Every entry that follows needs to be repeated exactly.

* begin Material provided *

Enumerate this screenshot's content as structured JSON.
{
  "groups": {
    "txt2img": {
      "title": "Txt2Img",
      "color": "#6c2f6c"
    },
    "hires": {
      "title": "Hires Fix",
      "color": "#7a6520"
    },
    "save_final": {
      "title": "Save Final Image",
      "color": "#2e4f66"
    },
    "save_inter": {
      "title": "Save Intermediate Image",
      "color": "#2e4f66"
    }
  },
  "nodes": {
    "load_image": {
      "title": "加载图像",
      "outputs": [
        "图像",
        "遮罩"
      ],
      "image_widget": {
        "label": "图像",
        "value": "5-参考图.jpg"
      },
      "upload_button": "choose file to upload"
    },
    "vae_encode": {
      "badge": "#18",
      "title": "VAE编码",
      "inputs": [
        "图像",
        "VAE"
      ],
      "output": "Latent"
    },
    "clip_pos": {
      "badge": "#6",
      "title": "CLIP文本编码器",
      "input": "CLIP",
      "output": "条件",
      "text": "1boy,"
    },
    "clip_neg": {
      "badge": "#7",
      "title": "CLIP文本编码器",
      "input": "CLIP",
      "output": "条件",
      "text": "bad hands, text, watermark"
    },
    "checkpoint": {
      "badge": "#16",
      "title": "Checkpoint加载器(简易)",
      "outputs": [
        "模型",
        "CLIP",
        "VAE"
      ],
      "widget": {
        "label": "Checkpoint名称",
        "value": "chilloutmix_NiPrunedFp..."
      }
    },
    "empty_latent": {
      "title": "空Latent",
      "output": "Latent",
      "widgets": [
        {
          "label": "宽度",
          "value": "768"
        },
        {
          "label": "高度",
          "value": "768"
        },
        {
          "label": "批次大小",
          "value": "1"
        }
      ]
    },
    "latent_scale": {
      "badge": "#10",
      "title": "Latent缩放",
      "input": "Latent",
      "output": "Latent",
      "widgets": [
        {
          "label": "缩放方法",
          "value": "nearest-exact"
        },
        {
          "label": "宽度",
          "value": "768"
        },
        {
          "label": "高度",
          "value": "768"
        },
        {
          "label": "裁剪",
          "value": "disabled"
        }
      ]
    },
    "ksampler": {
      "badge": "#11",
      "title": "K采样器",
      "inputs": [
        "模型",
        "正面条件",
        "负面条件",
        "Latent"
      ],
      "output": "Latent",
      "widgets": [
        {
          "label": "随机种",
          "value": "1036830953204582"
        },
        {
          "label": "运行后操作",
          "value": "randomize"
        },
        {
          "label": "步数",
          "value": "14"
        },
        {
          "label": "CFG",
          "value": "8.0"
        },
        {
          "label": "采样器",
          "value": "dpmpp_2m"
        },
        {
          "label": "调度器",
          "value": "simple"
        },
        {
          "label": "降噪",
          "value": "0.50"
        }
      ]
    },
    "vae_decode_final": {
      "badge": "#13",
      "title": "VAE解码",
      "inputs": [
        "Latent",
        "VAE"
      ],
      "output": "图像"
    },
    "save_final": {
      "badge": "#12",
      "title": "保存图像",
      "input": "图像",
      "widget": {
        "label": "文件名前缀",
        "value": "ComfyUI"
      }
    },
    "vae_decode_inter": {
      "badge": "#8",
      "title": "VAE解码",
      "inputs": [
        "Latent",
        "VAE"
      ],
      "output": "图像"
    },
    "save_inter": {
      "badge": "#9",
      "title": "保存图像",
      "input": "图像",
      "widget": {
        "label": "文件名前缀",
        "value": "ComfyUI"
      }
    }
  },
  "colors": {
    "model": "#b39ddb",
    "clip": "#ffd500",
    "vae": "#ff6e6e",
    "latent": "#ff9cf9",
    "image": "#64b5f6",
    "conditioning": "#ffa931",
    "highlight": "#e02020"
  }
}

* end Material provided *

Solved problem:
Enumerate this screenshot's content as structured JSON.
{
  "groups": {
    "txt2img": {
      "title": "Txt2Img",
      "color": "#6c2f6c"
    },
    "hires": {
      "title": "Hires Fix",
      "color": "#7a6520"
    },
    "save_final": {
      "title": "Save Final Image",
      "color": "#2e4f66"
    },
    "save_inter": {
      "title": "Save Intermediate Image",
      "color": "#2e4f66"
    }
  },
  "nodes": {
    "load_image": {
      "title": "加载图像",
      "outputs": [
        "图像",
        "遮罩"
      ],
      "image_widget": {
        "label": "图像",
        "value": "5-参考图.jpg"
      },
      "upload_button": "choose file to upload"
    },
    "vae_encode": {
      "badge": "#18",
      "title": "VAE编码",
      "inputs": [
        "图像",
        "VAE"
      ],
      "output": "Latent"
    },
    "clip_pos": {
      "badge": "#6",
      "title": "CLIP文本编码器",
      "input": "CLIP",
      "output": "条件",
      "text": "1boy,"
    },
    "clip_neg": {
      "badge": "#7",
      "title": "CLIP文本编码器",
      "input": "CLIP",
      "output": "条件",
      "text": "bad hands, text, watermark"
    },
    "checkpoint": {
      "badge": "#16",
      "title": "Checkpoint加载器(简易)",
      "outputs": [
        "模型",
        "CLIP",
        "VAE"
      ],
      "widget": {
        "label": "Checkpoint名称",
        "value": "chilloutmix_NiPrunedFp..."
      }
    },
    "empty_latent": {
      "title": "空Latent",
      "output": "Latent",
      "widgets": [
        {
          "label": "宽度",
          "value": "768"
        },
        {
          "label": "高度",
          "value": "768"
        },
        {
          "label": "批次大小",
          "value": "1"
        }
      ]
    },
    "latent_scale": {
      "badge": "#10",
      "title": "Latent缩放",
      "input": "Latent",
      "output": "Latent",
      "widgets": [
        {
          "label": "缩放方法",
          "value": "nearest-exact"
        },
        {
          "label": "宽度",
          "value": "768"
        },
        {
          "label": "高度",
          "value": "768"
        },
        {
          "label": "裁剪",
          "value": "disabled"
        }
      ]
    },
    "ksampler": {
      "badge": "#11",
      "title": "K采样器",
      "inputs": [
        "模型",
        "正面条件",
        "负面条件",
        "Latent"
      ],
      "output": "Latent",
      "widgets": [
        {
          "label": "随机种",
          "value": "1036830953204582"
        },
        {
          "label": "运行后操作",
          "value": "randomize"
        },
        {
          "label": "步数",
          "value": "14"
        },
        {
          "label": "CFG",
          "value": "8.0"
        },
        {
          "label": "采样器",
          "value": "dpmpp_2m"
        },
        {
          "label": "调度器",
          "value": "simple"
        },
        {
          "label": "降噪",
          "value": "0.50"
        }
      ]
    },
    "vae_decode_final": {
      "badge": "#13",
      "title": "VAE解码",
      "inputs": [
        "Latent",
        "VAE"
      ],
      "output": "图像"
    },
    "save_final": {
      "badge": "#12",
      "title": "保存图像",
      "input": "图像",
      "widget": {
        "label": "文件名前缀",
        "value": "ComfyUI"
      }
    },
    "vae_decode_inter": {
      "badge": "#8",
      "title": "VAE解码",
      "inputs": [
        "Latent",
        "VAE"
      ],
      "output": "图像"
    },
    "save_inter": {
      "badge": "#9",
      "title": "保存图像",
      "input": "图像",
      "widget": {
        "label": "文件名前缀",
        "value": "ComfyUI"
      }
    }
  },
  "colors": {
    "model": "#b39ddb",
    "clip": "#ffd500",
    "vae": "#ff6e6e",
    "latent": "#ff9cf9",
    "image": "#64b5f6",
    "conditioning": "#ffa931",
    "highlight": "#e02020"
  }
}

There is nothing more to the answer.